Locate the string "Correlations" throughout the material and copy every line in which it occurs.
-------------------------
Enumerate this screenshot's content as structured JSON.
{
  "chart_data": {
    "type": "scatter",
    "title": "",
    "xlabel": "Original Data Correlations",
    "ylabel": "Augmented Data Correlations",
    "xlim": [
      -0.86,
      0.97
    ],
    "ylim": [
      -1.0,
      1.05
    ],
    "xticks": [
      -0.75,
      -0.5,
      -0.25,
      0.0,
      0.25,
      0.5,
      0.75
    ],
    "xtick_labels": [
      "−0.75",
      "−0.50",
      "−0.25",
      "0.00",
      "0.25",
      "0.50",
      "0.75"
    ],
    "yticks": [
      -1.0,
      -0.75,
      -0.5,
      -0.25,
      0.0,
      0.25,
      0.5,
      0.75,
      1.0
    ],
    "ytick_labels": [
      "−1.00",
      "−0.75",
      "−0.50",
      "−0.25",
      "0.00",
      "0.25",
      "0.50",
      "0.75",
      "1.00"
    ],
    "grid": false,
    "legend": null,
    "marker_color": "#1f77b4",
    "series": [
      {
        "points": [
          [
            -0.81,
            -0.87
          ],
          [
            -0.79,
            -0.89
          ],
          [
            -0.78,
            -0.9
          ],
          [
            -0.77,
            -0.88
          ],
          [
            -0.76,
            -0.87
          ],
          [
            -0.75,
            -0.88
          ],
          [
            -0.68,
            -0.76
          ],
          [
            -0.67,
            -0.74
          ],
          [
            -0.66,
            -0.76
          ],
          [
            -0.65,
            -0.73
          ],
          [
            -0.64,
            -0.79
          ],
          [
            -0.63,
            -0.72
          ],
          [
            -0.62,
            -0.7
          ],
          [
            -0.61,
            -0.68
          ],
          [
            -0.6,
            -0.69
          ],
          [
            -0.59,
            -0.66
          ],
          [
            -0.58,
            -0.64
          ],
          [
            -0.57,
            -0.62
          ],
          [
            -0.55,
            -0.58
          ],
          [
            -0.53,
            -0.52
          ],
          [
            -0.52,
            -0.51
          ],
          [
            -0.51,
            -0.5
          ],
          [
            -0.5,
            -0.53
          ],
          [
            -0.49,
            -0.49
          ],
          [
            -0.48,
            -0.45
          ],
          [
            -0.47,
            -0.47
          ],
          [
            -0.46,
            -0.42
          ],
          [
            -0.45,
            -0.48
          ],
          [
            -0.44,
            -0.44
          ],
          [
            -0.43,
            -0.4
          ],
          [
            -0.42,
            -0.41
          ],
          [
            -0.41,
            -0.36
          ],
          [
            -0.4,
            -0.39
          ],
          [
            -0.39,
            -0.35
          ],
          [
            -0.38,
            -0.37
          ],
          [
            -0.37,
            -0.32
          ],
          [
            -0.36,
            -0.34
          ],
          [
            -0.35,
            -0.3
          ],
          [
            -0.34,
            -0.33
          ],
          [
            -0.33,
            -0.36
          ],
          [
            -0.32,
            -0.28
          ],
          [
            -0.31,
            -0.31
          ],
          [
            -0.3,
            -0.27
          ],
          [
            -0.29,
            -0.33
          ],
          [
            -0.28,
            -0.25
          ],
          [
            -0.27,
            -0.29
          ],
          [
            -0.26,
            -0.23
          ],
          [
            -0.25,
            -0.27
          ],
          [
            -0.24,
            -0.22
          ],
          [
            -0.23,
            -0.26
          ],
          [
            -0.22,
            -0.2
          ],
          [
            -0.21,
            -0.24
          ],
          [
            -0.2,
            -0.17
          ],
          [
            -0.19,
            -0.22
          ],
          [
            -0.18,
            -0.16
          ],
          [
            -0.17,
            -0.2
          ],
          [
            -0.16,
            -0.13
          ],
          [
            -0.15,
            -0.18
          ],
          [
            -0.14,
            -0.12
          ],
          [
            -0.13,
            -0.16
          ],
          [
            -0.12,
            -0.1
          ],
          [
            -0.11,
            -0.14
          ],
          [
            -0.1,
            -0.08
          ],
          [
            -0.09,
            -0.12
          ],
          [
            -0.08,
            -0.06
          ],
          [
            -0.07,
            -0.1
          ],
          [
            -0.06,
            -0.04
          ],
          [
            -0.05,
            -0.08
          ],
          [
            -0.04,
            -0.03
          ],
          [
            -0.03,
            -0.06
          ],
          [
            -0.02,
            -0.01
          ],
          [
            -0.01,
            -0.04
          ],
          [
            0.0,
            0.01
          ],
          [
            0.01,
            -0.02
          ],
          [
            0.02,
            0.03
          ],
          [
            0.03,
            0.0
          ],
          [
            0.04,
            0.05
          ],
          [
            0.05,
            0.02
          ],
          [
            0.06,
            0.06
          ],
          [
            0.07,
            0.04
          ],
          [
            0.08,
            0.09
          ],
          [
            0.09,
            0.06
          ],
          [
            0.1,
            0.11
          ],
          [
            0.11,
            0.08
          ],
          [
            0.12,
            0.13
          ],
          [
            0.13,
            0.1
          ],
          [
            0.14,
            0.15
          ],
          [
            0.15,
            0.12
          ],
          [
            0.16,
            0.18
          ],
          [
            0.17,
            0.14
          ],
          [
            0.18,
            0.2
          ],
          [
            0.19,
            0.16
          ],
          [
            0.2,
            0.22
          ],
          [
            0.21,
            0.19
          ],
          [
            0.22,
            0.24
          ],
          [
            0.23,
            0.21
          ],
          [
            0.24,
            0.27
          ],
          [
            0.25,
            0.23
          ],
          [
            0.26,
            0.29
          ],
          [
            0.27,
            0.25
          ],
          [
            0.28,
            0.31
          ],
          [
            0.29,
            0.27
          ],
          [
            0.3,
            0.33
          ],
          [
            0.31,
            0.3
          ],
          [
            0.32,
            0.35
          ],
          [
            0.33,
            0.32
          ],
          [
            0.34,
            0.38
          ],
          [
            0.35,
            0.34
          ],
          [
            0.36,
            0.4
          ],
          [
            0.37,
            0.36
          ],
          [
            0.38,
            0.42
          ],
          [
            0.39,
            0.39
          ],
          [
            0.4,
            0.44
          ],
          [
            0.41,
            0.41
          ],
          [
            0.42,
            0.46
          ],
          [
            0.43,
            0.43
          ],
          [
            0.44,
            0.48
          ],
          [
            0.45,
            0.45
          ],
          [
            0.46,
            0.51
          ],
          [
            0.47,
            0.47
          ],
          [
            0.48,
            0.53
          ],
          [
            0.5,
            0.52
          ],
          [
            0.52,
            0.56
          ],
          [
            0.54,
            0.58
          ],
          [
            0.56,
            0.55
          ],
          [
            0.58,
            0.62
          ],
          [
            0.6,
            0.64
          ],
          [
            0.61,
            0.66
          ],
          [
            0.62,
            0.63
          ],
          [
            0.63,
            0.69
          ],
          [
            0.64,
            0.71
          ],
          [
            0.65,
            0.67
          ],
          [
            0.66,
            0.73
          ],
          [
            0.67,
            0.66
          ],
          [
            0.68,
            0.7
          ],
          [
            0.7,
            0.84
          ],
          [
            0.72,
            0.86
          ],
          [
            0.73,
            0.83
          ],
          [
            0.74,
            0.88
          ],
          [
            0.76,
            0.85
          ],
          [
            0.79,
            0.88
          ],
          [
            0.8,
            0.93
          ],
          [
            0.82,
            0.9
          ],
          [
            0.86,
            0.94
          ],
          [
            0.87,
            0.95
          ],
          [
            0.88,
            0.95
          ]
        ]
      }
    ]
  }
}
-------------------------
WRITTEN RESPONSE:
    "xlabel": "Original Data Correlations",
    "ylabel": "Augmented Data Correlations",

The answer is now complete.